## Brief
Find how many lines contain the word "xlabel" and state that number alone.

## Extracted information
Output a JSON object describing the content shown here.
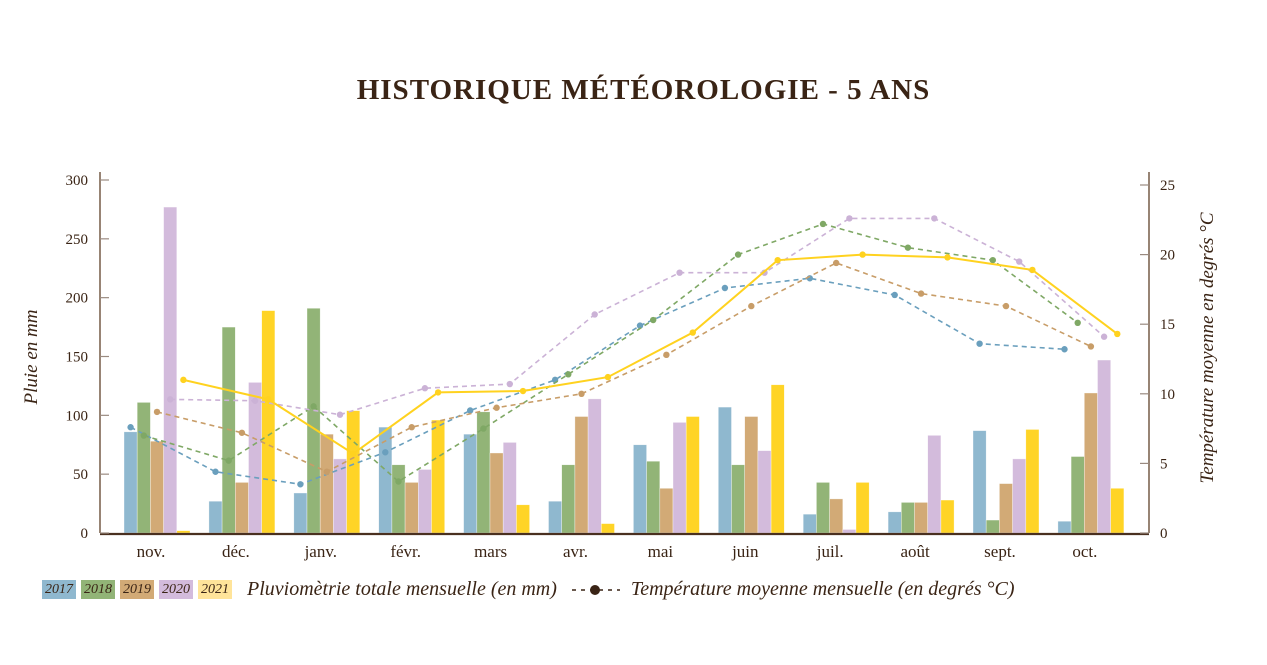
{
  "chart_data": {
    "type": "bar+line",
    "title": "HISTORIQUE MÉTÉOROLOGIE - 5 ANS",
    "categories": [
      "nov.",
      "déc.",
      "janv.",
      "févr.",
      "mars",
      "avr.",
      "mai",
      "juin",
      "juil.",
      "août",
      "sept.",
      "oct."
    ],
    "ylabel_left": "Pluie en mm",
    "ylabel_right": "Température moyenne en degrés °C",
    "ylim_left": [
      0,
      300
    ],
    "yticks_left": [
      "0",
      "50",
      "100",
      "150",
      "200",
      "250",
      "300"
    ],
    "ylim_right": [
      0,
      25
    ],
    "yticks_right": [
      "0",
      "5",
      "10",
      "15",
      "20",
      "25"
    ],
    "grid": false,
    "legend_position": "bottom",
    "rain_label": "Pluviomètrie totale mensuelle (en mm)",
    "temp_label": "Température moyenne mensuelle (en degrés °C)",
    "series": [
      {
        "name": "2017",
        "color": "#8fb8cf",
        "line_style": "dashed",
        "line_color": "#6a9fbd",
        "rain": [
          86,
          27,
          34,
          90,
          84,
          27,
          75,
          107,
          16,
          18,
          87,
          10
        ],
        "temp": [
          7.6,
          4.4,
          3.5,
          5.8,
          8.8,
          11.0,
          14.9,
          17.6,
          18.3,
          17.1,
          13.6,
          13.2
        ]
      },
      {
        "name": "2018",
        "color": "#92b477",
        "line_style": "dashed",
        "line_color": "#7fa865",
        "rain": [
          111,
          175,
          191,
          58,
          103,
          58,
          61,
          58,
          43,
          26,
          11,
          65
        ],
        "temp": [
          7.0,
          5.2,
          9.1,
          3.7,
          7.5,
          11.4,
          15.3,
          20.0,
          22.2,
          20.5,
          19.6,
          15.1
        ]
      },
      {
        "name": "2019",
        "color": "#d2aa76",
        "line_style": "dashed",
        "line_color": "#c89d68",
        "rain": [
          78,
          43,
          84,
          43,
          68,
          99,
          38,
          99,
          29,
          26,
          42,
          119
        ],
        "temp": [
          8.7,
          7.2,
          4.4,
          7.6,
          9.0,
          10.0,
          12.8,
          16.3,
          19.4,
          17.2,
          16.3,
          13.4
        ]
      },
      {
        "name": "2020",
        "color": "#d3bbdc",
        "line_style": "dashed",
        "line_color": "#cbb2d6",
        "rain": [
          277,
          128,
          63,
          54,
          77,
          114,
          94,
          70,
          3,
          83,
          63,
          147
        ],
        "temp": [
          9.6,
          9.5,
          8.5,
          10.4,
          10.7,
          15.7,
          18.7,
          18.7,
          22.6,
          22.6,
          19.5,
          14.1
        ]
      },
      {
        "name": "2021",
        "color": "#ffd426",
        "line_style": "solid",
        "line_color": "#ffd21f",
        "legend_color": "#ffe49a",
        "rain": [
          2,
          189,
          104,
          96,
          24,
          8,
          99,
          126,
          43,
          28,
          88,
          38
        ],
        "temp": [
          11.0,
          9.6,
          5.7,
          10.1,
          10.2,
          11.2,
          14.4,
          19.6,
          20.0,
          19.8,
          18.9,
          14.3
        ]
      }
    ]
  }
}
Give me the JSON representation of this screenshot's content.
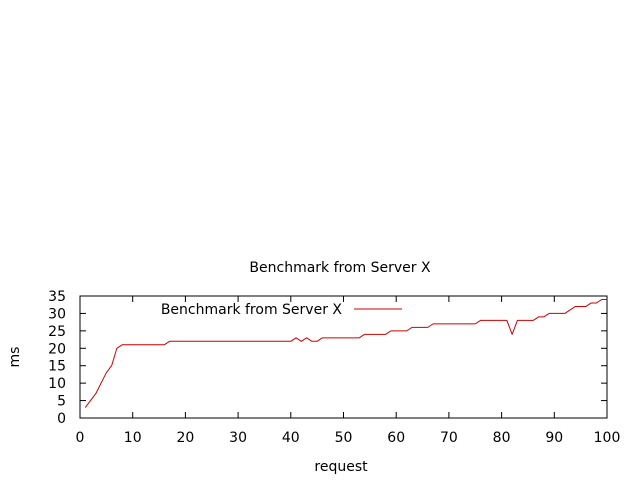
{
  "chart_data": {
    "type": "line",
    "title": "Benchmark from Server X",
    "xlabel": "request",
    "ylabel": "ms",
    "xlim": [
      0,
      100
    ],
    "ylim": [
      0,
      35
    ],
    "xticks": [
      0,
      10,
      20,
      30,
      40,
      50,
      60,
      70,
      80,
      90,
      100
    ],
    "yticks": [
      0,
      5,
      10,
      15,
      20,
      25,
      30,
      35
    ],
    "grid": false,
    "legend_position": "top-left",
    "series": [
      {
        "name": "Benchmark from Server X",
        "color": "#cc0000",
        "x": [
          1,
          2,
          3,
          4,
          5,
          6,
          7,
          8,
          9,
          10,
          11,
          12,
          13,
          14,
          15,
          16,
          17,
          18,
          19,
          20,
          21,
          22,
          23,
          24,
          25,
          26,
          27,
          28,
          29,
          30,
          31,
          32,
          33,
          34,
          35,
          36,
          37,
          38,
          39,
          40,
          41,
          42,
          43,
          44,
          45,
          46,
          47,
          48,
          49,
          50,
          51,
          52,
          53,
          54,
          55,
          56,
          57,
          58,
          59,
          60,
          61,
          62,
          63,
          64,
          65,
          66,
          67,
          68,
          69,
          70,
          71,
          72,
          73,
          74,
          75,
          76,
          77,
          78,
          79,
          80,
          81,
          82,
          83,
          84,
          85,
          86,
          87,
          88,
          89,
          90,
          91,
          92,
          93,
          94,
          95,
          96,
          97,
          98,
          99,
          100
        ],
        "y": [
          3,
          5,
          7,
          10,
          13,
          15,
          20,
          21,
          21,
          21,
          21,
          21,
          21,
          21,
          21,
          21,
          22,
          22,
          22,
          22,
          22,
          22,
          22,
          22,
          22,
          22,
          22,
          22,
          22,
          22,
          22,
          22,
          22,
          22,
          22,
          22,
          22,
          22,
          22,
          22,
          23,
          22,
          23,
          22,
          22,
          23,
          23,
          23,
          23,
          23,
          23,
          23,
          23,
          24,
          24,
          24,
          24,
          24,
          25,
          25,
          25,
          25,
          26,
          26,
          26,
          26,
          27,
          27,
          27,
          27,
          27,
          27,
          27,
          27,
          27,
          28,
          28,
          28,
          28,
          28,
          28,
          24,
          28,
          28,
          28,
          28,
          29,
          29,
          30,
          30,
          30,
          30,
          31,
          32,
          32,
          32,
          33,
          33,
          34,
          34
        ]
      }
    ]
  }
}
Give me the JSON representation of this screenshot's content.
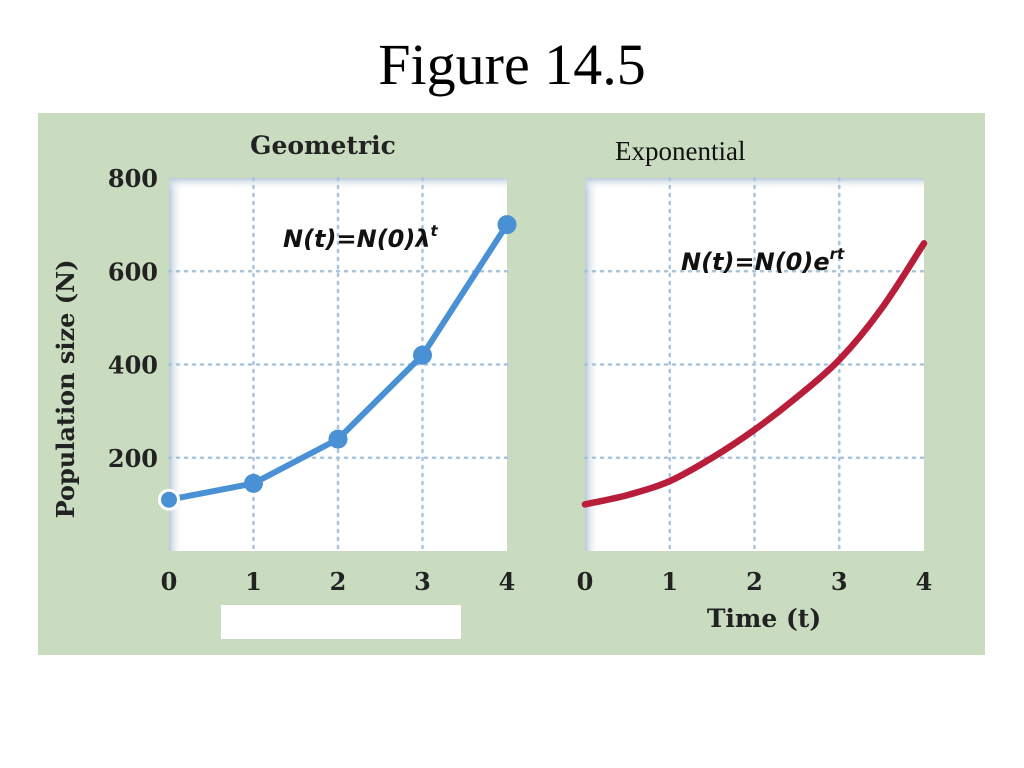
{
  "slide": {
    "title": "Figure 14.5"
  },
  "figure": {
    "ylabel": "Population size (N)",
    "xlabel": "Time (t)",
    "colors": {
      "background": "#c9dcc0",
      "geometric": "#4a90d4",
      "exponential": "#b81d3a",
      "plot_bg": "#ffffff",
      "grid": "#a8c4dd"
    }
  },
  "chart_data": [
    {
      "type": "line",
      "title": "Geometric",
      "equation": {
        "base": "N(t)=N(0)λ",
        "superscript": "t"
      },
      "xlabel": "",
      "ylabel": "Population size (N)",
      "x": [
        0,
        1,
        2,
        3,
        4
      ],
      "series": [
        {
          "values": [
            110,
            145,
            240,
            420,
            700
          ],
          "markers": true
        }
      ],
      "xticks": [
        "0",
        "1",
        "2",
        "3",
        "4"
      ],
      "yticks": [
        "200",
        "400",
        "600",
        "800"
      ],
      "xlim": [
        0,
        4
      ],
      "ylim": [
        0,
        800
      ],
      "grid": true
    },
    {
      "type": "line",
      "title": "Exponential",
      "equation": {
        "base": "N(t)=N(0)e",
        "superscript": "rt"
      },
      "xlabel": "Time (t)",
      "ylabel": "",
      "x": [
        0,
        0.5,
        1,
        1.5,
        2,
        2.5,
        3,
        3.5,
        4
      ],
      "series": [
        {
          "values": [
            100,
            120,
            150,
            200,
            260,
            330,
            410,
            520,
            660
          ],
          "markers": false
        }
      ],
      "xticks": [
        "0",
        "1",
        "2",
        "3",
        "4"
      ],
      "xlim": [
        0,
        4
      ],
      "ylim": [
        0,
        800
      ],
      "grid": true
    }
  ]
}
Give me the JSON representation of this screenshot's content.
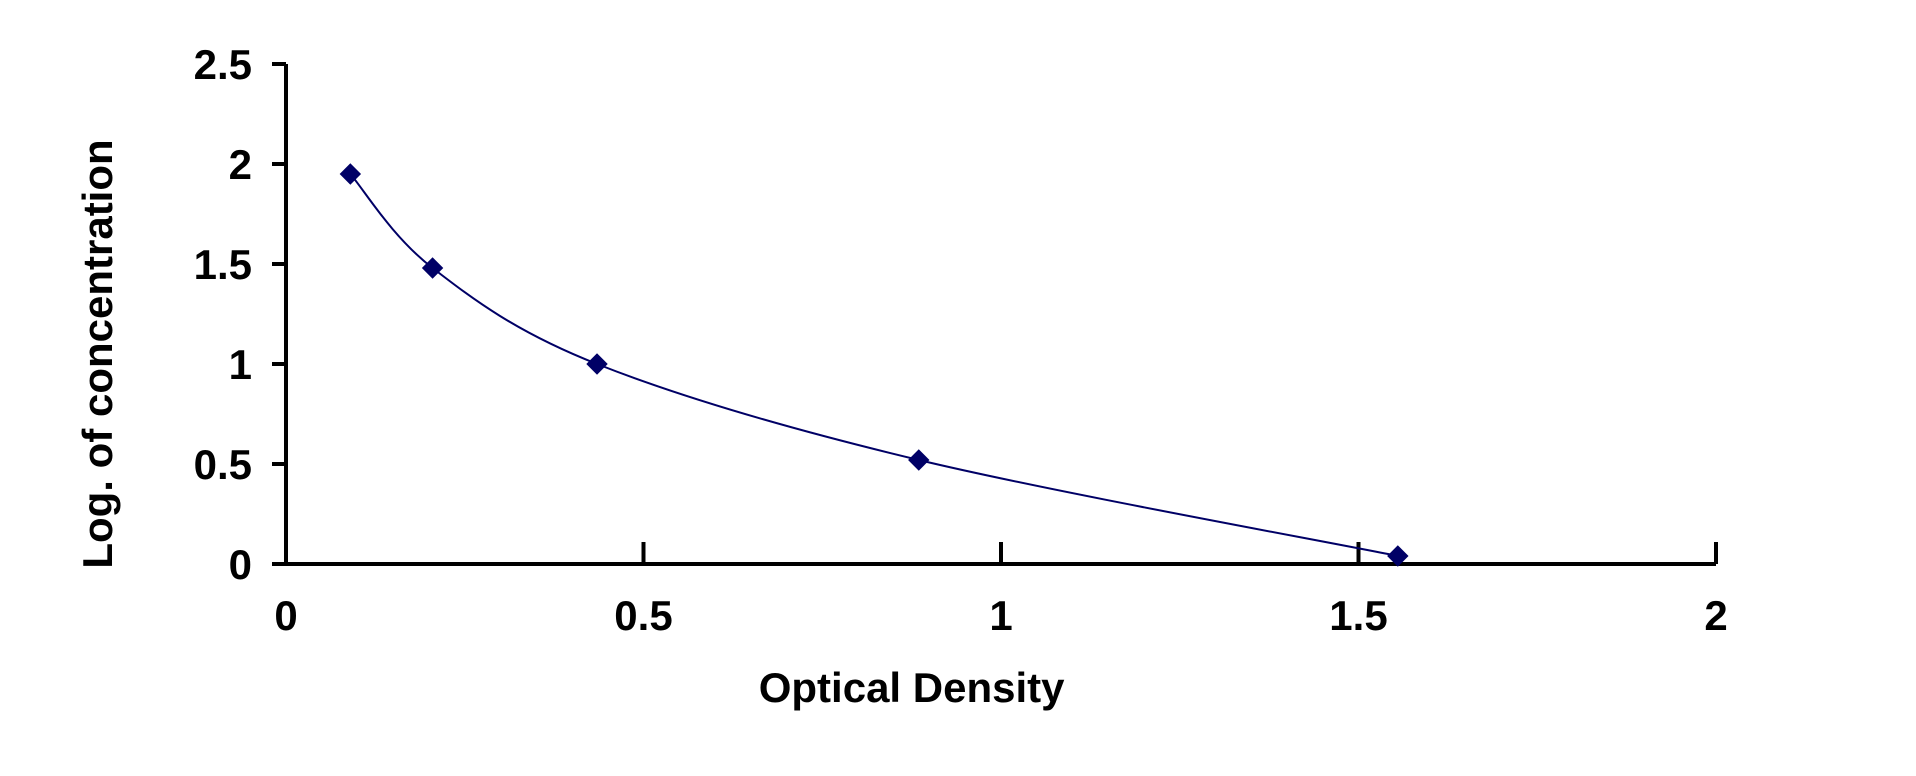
{
  "chart_data": {
    "type": "scatter",
    "title": "",
    "xlabel": "Optical Density",
    "ylabel": "Log. of concentration",
    "xlim": [
      0,
      2
    ],
    "ylim": [
      0,
      2.5
    ],
    "xticks": [
      "0",
      "0.5",
      "1",
      "1.5",
      "2"
    ],
    "yticks": [
      "0",
      "0.5",
      "1",
      "1.5",
      "2",
      "2.5"
    ],
    "grid": false,
    "legend": "none",
    "marker": "diamond",
    "series_color": "#000066",
    "fit_line": "smooth curve through points",
    "series": [
      {
        "x": [
          0.09,
          0.205,
          0.435,
          0.885,
          1.555
        ],
        "y": [
          1.95,
          1.48,
          1.0,
          0.52,
          0.04
        ]
      }
    ]
  }
}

## The output
5